### TEXTE À LIRE:
□ □ □ □ □ □ □

L’A/B testing, une méthode infaillible pour améliorer la performance de son site internet

A/B testing

Le site internet d’une entreprise n’est pas statique. Pour augmenter constamment sa performance, et par extension, le chiffre d’affaires qu’il génère, une amélioration régulière s’impose. La méthode du « split testing » permet de tester une nouvelle version d’un site et si celle-ci génère de meilleurs résultats que la version en cours, elle prend sa place. Le système peut être répété à l’envi.

Principe de l’A/B testing

Concrètement, en considérant qu’une version A d’un site web est en ligne, l’A/B testing consiste à tester une version B et à mesurer sa performance en nombre de clics ou d’emails reçus ou encore sur le taux de conversion. Si celle-ci est supérieure, B est mis en production à la place de A. Par la suite, l’équipe peut lancer un test comparatif de C versus B, de D versus C… en fonction des résultats.

Le test des deux versions du site se fait sur une même période auprès d’un échantillon de clients de même type, et peut porter sur un ou plusieurs points :

  • l’ergonomie de l’interface,
  • la charte graphique,
  • l’agencement des rubriques,
  • les boutons call to action,
  • l’organisation de la page panier,
  • etc.

□ □ □ □ □ □ □

### CONSIGNE:
Pouvez-vous recopier à l'identique le passage du texte sur l'A/B testing qui commence aux mots « L’A/B testing, une » et s'arrête après « répété à l’envi. » ?

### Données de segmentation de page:
□ □ □ □ □ □ □

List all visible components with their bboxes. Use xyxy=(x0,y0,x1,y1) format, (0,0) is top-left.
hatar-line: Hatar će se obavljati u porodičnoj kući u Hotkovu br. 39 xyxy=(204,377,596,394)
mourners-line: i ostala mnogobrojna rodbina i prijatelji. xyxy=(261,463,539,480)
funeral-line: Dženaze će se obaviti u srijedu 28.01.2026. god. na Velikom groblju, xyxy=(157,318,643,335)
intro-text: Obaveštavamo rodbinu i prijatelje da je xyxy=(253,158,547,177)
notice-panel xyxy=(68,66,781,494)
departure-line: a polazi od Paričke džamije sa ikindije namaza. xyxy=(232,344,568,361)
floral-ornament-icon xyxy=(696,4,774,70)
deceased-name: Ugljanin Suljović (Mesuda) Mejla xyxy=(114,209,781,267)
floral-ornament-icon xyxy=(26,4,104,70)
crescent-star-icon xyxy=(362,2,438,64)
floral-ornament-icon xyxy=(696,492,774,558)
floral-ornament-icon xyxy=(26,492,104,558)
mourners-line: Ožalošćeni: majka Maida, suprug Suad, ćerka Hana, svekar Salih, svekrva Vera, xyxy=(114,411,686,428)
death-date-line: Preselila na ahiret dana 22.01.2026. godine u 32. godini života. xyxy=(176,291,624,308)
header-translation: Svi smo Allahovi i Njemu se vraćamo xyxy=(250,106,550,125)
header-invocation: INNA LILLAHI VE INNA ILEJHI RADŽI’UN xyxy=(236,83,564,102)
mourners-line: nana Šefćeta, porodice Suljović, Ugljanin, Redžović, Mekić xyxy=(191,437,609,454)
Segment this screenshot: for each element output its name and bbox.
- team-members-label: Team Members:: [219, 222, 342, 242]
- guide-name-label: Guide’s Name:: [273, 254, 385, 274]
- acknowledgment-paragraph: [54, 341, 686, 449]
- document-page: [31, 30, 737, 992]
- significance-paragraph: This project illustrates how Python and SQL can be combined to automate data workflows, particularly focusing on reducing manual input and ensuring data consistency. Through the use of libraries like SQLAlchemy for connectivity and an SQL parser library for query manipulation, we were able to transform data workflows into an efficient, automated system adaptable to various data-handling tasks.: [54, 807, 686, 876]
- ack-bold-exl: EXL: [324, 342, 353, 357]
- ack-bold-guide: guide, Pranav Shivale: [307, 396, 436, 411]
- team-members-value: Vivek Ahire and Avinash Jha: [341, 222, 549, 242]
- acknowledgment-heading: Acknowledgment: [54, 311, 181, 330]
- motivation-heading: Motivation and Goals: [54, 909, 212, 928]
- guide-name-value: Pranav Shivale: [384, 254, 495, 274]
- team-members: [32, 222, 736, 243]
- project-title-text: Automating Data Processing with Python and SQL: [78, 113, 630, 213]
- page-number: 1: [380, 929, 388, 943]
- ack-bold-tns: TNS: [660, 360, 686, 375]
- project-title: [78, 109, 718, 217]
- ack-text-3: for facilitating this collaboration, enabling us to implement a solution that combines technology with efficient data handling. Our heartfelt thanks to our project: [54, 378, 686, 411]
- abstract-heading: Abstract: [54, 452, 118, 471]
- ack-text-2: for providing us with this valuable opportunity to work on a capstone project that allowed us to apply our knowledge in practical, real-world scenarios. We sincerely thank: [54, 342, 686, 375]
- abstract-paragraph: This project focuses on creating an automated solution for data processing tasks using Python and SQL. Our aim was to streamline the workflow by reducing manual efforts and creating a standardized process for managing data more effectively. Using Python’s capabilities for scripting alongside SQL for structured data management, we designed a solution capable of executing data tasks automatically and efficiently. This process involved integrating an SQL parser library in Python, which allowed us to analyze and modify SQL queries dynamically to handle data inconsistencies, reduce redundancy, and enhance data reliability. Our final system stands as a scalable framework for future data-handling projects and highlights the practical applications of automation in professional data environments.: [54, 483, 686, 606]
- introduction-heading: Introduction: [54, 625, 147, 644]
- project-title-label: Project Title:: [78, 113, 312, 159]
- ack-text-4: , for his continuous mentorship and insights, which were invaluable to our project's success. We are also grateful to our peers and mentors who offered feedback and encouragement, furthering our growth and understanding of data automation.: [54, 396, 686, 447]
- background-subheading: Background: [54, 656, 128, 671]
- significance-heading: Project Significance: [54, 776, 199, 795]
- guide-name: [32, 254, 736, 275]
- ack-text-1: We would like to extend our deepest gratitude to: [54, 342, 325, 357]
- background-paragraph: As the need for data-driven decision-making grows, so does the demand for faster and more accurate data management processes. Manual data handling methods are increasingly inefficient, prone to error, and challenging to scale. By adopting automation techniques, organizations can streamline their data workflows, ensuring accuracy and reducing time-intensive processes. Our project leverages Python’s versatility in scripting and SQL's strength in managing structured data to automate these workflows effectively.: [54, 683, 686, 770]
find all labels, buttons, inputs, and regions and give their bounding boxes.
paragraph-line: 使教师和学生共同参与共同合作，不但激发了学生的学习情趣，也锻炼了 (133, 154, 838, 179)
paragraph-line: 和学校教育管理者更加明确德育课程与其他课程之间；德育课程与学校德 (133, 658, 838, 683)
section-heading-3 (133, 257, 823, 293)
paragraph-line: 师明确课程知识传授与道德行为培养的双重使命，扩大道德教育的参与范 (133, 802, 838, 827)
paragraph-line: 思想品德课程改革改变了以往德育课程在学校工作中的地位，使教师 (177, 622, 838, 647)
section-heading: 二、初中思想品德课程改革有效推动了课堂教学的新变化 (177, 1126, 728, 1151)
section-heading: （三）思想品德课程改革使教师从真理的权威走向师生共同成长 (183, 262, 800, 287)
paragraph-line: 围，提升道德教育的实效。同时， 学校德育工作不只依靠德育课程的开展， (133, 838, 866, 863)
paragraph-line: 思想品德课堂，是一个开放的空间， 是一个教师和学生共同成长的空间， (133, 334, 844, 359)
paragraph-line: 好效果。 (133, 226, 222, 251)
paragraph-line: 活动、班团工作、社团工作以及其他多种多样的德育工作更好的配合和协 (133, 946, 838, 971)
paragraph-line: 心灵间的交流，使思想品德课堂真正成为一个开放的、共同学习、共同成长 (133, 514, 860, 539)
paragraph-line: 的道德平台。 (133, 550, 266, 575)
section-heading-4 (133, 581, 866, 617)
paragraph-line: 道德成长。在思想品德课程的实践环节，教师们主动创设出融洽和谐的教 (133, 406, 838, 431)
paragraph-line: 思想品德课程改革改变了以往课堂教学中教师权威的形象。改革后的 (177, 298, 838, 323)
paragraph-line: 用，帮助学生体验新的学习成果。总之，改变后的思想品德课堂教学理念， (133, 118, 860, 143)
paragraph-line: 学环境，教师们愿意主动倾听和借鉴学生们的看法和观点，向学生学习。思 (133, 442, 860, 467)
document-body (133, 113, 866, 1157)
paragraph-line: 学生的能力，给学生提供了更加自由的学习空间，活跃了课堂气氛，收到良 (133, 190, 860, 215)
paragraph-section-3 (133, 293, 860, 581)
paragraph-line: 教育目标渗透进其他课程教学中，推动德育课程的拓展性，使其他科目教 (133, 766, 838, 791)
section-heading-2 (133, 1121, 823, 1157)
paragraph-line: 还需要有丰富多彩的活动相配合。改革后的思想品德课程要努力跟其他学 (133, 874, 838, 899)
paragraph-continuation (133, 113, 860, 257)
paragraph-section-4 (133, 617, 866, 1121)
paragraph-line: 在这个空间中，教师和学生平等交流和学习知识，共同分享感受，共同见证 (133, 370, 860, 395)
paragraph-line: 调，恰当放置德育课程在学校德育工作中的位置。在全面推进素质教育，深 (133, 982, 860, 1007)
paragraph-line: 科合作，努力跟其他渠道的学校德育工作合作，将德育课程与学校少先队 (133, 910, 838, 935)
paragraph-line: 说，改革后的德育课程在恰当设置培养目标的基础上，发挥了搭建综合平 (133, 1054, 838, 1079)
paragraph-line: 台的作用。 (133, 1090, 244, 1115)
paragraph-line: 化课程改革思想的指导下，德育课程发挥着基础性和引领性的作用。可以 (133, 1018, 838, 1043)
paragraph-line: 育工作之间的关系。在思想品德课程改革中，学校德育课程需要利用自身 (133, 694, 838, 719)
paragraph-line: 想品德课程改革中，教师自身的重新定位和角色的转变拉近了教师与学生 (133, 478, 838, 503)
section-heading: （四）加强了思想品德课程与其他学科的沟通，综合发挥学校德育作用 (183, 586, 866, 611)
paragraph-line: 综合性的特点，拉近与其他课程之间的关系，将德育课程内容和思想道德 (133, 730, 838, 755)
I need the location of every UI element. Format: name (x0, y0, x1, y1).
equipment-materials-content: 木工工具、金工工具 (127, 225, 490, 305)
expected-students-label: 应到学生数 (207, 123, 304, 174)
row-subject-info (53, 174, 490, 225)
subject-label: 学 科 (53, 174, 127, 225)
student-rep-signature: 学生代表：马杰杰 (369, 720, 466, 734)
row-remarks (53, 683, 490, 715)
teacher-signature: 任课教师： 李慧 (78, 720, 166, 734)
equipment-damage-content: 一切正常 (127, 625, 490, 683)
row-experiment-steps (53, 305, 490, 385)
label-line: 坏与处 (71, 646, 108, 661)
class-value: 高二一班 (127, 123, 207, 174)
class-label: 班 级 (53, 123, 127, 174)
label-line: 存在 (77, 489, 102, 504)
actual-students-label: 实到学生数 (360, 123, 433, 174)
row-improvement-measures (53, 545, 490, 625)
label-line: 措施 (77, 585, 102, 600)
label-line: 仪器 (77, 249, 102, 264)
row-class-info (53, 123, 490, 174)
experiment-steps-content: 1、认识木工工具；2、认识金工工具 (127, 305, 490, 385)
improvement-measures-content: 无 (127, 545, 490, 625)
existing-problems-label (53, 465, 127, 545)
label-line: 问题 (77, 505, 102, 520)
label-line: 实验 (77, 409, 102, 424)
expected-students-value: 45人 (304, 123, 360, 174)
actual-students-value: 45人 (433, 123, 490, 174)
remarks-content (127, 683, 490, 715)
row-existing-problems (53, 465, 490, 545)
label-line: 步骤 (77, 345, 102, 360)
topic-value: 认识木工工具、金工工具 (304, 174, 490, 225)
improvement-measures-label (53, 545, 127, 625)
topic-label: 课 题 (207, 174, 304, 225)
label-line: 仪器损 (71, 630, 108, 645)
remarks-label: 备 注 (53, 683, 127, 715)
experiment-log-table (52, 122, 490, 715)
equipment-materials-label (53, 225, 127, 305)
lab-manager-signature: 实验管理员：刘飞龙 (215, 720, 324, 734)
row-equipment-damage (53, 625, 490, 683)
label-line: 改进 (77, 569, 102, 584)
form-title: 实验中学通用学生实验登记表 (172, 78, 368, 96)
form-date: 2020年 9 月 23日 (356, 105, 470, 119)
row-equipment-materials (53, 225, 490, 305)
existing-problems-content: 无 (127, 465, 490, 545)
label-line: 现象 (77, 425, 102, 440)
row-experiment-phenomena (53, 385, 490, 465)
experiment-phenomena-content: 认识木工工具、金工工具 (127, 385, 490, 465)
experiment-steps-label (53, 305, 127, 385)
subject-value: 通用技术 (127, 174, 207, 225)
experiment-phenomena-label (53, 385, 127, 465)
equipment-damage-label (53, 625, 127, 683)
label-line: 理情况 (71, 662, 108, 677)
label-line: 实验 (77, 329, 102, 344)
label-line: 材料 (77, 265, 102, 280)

□ □ □ □ □ □ □

### RÉPONSE ATTENDUE:
L’A/B testing, une méthode infaillible pour améliorer la performance de son site internet

A/B testing

Le site internet d’une entreprise n’est pas statique. Pour augmenter constamment sa performance, et par extension, le chiffre d’affaires qu’il génère, une amélioration régulière s’impose. La méthode du « split testing » permet de tester une nouvelle version d’un site et si celle-ci génère de meilleurs résultats que la version en cours, elle prend sa place. Le système peut être répété à l’envi.